-- OBJECTIVE --
Make an exact copy of the records, with the images left out.

========================================================================

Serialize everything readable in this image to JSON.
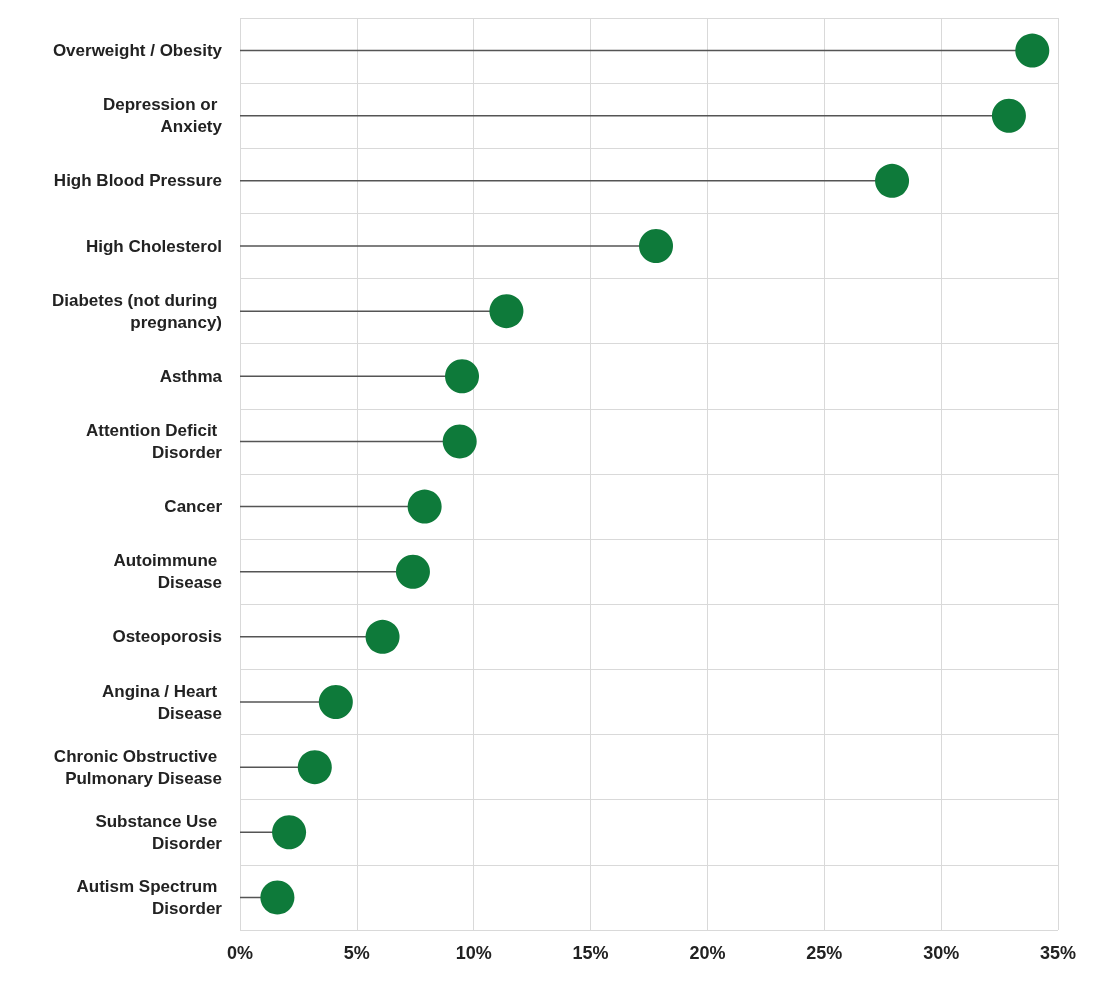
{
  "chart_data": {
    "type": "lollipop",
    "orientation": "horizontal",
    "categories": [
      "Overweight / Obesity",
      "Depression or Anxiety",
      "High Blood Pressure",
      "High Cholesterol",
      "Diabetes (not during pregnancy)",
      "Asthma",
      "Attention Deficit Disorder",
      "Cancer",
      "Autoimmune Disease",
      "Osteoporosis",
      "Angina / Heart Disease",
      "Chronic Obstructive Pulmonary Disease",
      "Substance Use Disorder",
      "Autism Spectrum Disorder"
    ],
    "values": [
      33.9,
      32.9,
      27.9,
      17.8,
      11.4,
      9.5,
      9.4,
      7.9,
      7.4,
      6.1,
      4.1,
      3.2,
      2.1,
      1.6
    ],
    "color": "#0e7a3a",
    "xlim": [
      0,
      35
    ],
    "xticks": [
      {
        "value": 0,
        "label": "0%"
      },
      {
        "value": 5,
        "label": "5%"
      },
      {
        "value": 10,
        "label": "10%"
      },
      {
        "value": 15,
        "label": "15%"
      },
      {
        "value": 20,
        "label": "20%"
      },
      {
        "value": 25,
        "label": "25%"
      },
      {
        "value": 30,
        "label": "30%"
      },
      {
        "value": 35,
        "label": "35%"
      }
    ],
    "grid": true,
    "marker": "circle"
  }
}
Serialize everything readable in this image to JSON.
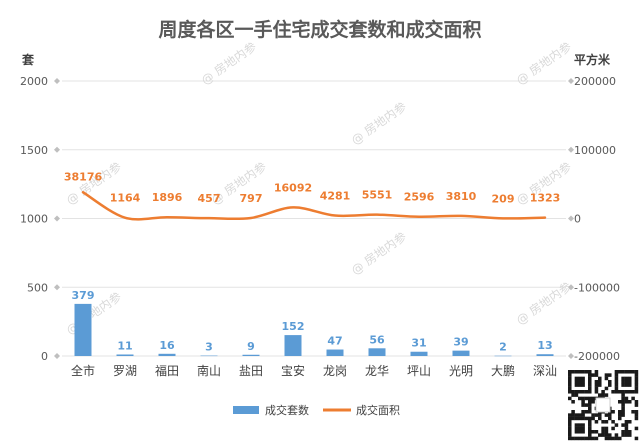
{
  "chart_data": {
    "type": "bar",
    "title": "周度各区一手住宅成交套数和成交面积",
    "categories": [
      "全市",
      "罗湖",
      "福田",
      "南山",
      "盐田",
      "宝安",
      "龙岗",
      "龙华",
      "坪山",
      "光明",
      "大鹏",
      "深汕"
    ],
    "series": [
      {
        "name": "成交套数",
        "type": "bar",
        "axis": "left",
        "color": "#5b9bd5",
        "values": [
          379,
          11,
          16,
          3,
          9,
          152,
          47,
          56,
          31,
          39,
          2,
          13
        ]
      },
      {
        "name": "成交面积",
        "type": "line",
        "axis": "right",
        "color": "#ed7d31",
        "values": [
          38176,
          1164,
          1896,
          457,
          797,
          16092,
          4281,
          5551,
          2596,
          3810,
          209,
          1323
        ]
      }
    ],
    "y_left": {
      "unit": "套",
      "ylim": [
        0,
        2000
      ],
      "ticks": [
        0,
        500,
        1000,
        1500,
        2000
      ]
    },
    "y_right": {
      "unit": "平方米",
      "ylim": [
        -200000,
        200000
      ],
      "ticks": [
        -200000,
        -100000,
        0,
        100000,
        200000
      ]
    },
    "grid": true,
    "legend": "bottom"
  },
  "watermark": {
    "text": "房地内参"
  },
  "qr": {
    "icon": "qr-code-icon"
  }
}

========================================================================

-- ANSWER BELOW --
Serialize everything readable in this image to JSON.
{
  "chart_data": {
    "type": "lollipop",
    "orientation": "horizontal",
    "categories": [
      "Overweight / Obesity",
      "Depression or Anxiety",
      "High Blood Pressure",
      "High Cholesterol",
      "Diabetes (not during pregnancy)",
      "Asthma",
      "Attention Deficit Disorder",
      "Cancer",
      "Autoimmune Disease",
      "Osteoporosis",
      "Angina / Heart Disease",
      "Chronic Obstructive Pulmonary Disease",
      "Substance Use Disorder",
      "Autism Spectrum Disorder"
    ],
    "values": [
      33.9,
      32.9,
      27.9,
      17.8,
      11.4,
      9.5,
      9.4,
      7.9,
      7.4,
      6.1,
      4.1,
      3.2,
      2.1,
      1.6
    ],
    "color": "#0e7a3a",
    "xlim": [
      0,
      35
    ],
    "xticks": [
      {
        "value": 0,
        "label": "0%"
      },
      {
        "value": 5,
        "label": "5%"
      },
      {
        "value": 10,
        "label": "10%"
      },
      {
        "value": 15,
        "label": "15%"
      },
      {
        "value": 20,
        "label": "20%"
      },
      {
        "value": 25,
        "label": "25%"
      },
      {
        "value": 30,
        "label": "30%"
      },
      {
        "value": 35,
        "label": "35%"
      }
    ],
    "grid": true,
    "marker": "circle"
  }
}
Serialize everything readable in this image to JSON.
{
  "chart_data": {
    "type": "bar",
    "title": "周度各区一手住宅成交套数和成交面积",
    "categories": [
      "全市",
      "罗湖",
      "福田",
      "南山",
      "盐田",
      "宝安",
      "龙岗",
      "龙华",
      "坪山",
      "光明",
      "大鹏",
      "深汕"
    ],
    "series": [
      {
        "name": "成交套数",
        "type": "bar",
        "axis": "left",
        "color": "#5b9bd5",
        "values": [
          379,
          11,
          16,
          3,
          9,
          152,
          47,
          56,
          31,
          39,
          2,
          13
        ]
      },
      {
        "name": "成交面积",
        "type": "line",
        "axis": "right",
        "color": "#ed7d31",
        "values": [
          38176,
          1164,
          1896,
          457,
          797,
          16092,
          4281,
          5551,
          2596,
          3810,
          209,
          1323
        ]
      }
    ],
    "y_left": {
      "unit": "套",
      "ylim": [
        0,
        2000
      ],
      "ticks": [
        0,
        500,
        1000,
        1500,
        2000
      ]
    },
    "y_right": {
      "unit": "平方米",
      "ylim": [
        -200000,
        200000
      ],
      "ticks": [
        -200000,
        -100000,
        0,
        100000,
        200000
      ]
    },
    "grid": true,
    "legend": "bottom"
  },
  "watermark": {
    "text": "房地内参"
  },
  "qr": {
    "icon": "qr-code-icon"
  }
}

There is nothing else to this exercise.